-- BEGIN Input rows --

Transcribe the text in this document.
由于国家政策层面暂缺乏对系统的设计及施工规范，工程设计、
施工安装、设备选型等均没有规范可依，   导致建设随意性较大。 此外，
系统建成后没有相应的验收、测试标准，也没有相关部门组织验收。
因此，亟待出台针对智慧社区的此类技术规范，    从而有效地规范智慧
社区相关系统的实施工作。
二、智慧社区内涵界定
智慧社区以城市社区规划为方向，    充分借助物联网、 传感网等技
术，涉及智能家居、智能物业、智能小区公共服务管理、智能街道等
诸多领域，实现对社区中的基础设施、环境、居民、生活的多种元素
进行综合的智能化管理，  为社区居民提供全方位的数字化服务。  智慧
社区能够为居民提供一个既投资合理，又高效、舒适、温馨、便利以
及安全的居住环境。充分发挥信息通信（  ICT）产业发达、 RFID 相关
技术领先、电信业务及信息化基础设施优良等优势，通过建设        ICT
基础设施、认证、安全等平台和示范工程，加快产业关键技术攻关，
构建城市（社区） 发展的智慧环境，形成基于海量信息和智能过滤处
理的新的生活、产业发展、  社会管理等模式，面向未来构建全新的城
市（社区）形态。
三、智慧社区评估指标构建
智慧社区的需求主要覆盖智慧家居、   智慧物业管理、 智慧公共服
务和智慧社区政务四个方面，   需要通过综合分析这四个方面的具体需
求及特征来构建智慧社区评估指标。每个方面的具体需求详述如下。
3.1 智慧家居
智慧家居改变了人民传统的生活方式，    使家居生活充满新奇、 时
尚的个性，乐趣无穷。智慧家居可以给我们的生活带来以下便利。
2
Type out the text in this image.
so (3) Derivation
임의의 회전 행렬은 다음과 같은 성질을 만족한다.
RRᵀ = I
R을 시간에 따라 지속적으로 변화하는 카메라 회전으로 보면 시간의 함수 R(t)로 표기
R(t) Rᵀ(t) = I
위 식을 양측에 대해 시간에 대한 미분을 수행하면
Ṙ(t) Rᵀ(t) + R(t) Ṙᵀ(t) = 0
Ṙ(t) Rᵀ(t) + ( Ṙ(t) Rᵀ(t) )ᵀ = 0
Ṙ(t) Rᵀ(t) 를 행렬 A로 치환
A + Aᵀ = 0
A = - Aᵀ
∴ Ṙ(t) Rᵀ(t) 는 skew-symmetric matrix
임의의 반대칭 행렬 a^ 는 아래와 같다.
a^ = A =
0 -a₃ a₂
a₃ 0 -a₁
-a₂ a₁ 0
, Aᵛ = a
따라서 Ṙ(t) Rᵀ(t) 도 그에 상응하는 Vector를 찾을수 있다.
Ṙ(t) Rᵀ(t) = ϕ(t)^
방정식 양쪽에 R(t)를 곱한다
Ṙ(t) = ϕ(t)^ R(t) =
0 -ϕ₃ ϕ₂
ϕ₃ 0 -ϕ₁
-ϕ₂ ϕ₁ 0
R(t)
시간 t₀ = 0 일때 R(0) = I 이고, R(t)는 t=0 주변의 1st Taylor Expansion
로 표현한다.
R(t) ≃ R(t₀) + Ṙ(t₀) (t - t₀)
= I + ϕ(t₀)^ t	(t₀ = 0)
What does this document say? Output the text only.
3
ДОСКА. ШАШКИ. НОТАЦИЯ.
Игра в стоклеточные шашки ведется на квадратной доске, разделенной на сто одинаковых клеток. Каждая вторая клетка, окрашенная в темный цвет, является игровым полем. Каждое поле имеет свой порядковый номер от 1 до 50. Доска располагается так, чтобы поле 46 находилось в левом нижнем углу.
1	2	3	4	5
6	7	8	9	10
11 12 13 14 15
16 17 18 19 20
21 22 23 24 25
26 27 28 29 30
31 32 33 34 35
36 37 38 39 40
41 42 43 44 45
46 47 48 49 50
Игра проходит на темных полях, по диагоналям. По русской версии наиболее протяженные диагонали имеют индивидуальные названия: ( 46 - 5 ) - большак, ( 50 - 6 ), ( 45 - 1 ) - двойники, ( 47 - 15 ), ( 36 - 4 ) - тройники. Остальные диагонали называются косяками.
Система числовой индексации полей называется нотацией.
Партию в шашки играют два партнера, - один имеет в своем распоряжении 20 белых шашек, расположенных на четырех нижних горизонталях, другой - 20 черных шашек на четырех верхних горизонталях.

-- END Input rows --

Set down the material above again, word for word.

Transcribe the text in this document.
由于国家政策层面暂缺乏对系统的设计及施工规范，工程设计、
施工安装、设备选型等均没有规范可依，   导致建设随意性较大。 此外，
系统建成后没有相应的验收、测试标准，也没有相关部门组织验收。
因此，亟待出台针对智慧社区的此类技术规范，    从而有效地规范智慧
社区相关系统的实施工作。
二、智慧社区内涵界定
智慧社区以城市社区规划为方向，    充分借助物联网、 传感网等技
术，涉及智能家居、智能物业、智能小区公共服务管理、智能街道等
诸多领域，实现对社区中的基础设施、环境、居民、生活的多种元素
进行综合的智能化管理，  为社区居民提供全方位的数字化服务。  智慧
社区能够为居民提供一个既投资合理，又高效、舒适、温馨、便利以
及安全的居住环境。充分发挥信息通信（  ICT）产业发达、 RFID 相关
技术领先、电信业务及信息化基础设施优良等优势，通过建设        ICT
基础设施、认证、安全等平台和示范工程，加快产业关键技术攻关，
构建城市（社区） 发展的智慧环境，形成基于海量信息和智能过滤处
理的新的生活、产业发展、  社会管理等模式，面向未来构建全新的城
市（社区）形态。
三、智慧社区评估指标构建
智慧社区的需求主要覆盖智慧家居、   智慧物业管理、 智慧公共服
务和智慧社区政务四个方面，   需要通过综合分析这四个方面的具体需
求及特征来构建智慧社区评估指标。每个方面的具体需求详述如下。
3.1 智慧家居
智慧家居改变了人民传统的生活方式，    使家居生活充满新奇、 时
尚的个性，乐趣无穷。智慧家居可以给我们的生活带来以下便利。
2
Type out the text in this image.
so (3) Derivation
임의의 회전 행렬은 다음과 같은 성질을 만족한다.
RRᵀ = I
R을 시간에 따라 지속적으로 변화하는 카메라 회전으로 보면 시간의 함수 R(t)로 표기
R(t) Rᵀ(t) = I
위 식을 양측에 대해 시간에 대한 미분을 수행하면
Ṙ(t) Rᵀ(t) + R(t) Ṙᵀ(t) = 0
Ṙ(t) Rᵀ(t) + ( Ṙ(t) Rᵀ(t) )ᵀ = 0
Ṙ(t) Rᵀ(t) 를 행렬 A로 치환
A + Aᵀ = 0
A = - Aᵀ
∴ Ṙ(t) Rᵀ(t) 는 skew-symmetric matrix
임의의 반대칭 행렬 a^ 는 아래와 같다.
a^ = A =
0 -a₃ a₂
a₃ 0 -a₁
-a₂ a₁ 0
, Aᵛ = a
따라서 Ṙ(t) Rᵀ(t) 도 그에 상응하는 Vector를 찾을수 있다.
Ṙ(t) Rᵀ(t) = ϕ(t)^
방정식 양쪽에 R(t)를 곱한다
Ṙ(t) = ϕ(t)^ R(t) =
0 -ϕ₃ ϕ₂
ϕ₃ 0 -ϕ₁
-ϕ₂ ϕ₁ 0
R(t)
시간 t₀ = 0 일때 R(0) = I 이고, R(t)는 t=0 주변의 1st Taylor Expansion
로 표현한다.
R(t) ≃ R(t₀) + Ṙ(t₀) (t - t₀)
= I + ϕ(t₀)^ t	(t₀ = 0)
What does this document say? Output the text only.
3
ДОСКА. ШАШКИ. НОТАЦИЯ.
Игра в стоклеточные шашки ведется на квадратной доске, разделенной на сто одинаковых клеток. Каждая вторая клетка, окрашенная в темный цвет, является игровым полем. Каждое поле имеет свой порядковый номер от 1 до 50. Доска располагается так, чтобы поле 46 находилось в левом нижнем углу.
1	2	3	4	5
6	7	8	9	10
11 12 13 14 15
16 17 18 19 20
21 22 23 24 25
26 27 28 29 30
31 32 33 34 35
36 37 38 39 40
41 42 43 44 45
46 47 48 49 50
Игра проходит на темных полях, по диагоналям. По русской версии наиболее протяженные диагонали имеют индивидуальные названия: ( 46 - 5 ) - большак, ( 50 - 6 ), ( 45 - 1 ) - двойники, ( 47 - 15 ), ( 36 - 4 ) - тройники. Остальные диагонали называются косяками.
Система числовой индексации полей называется нотацией.
Партию в шашки играют два партнера, - один имеет в своем распоряжении 20 белых шашек, расположенных на четырех нижних горизонталях, другой - 20 черных шашек на четырех верхних горизонталях.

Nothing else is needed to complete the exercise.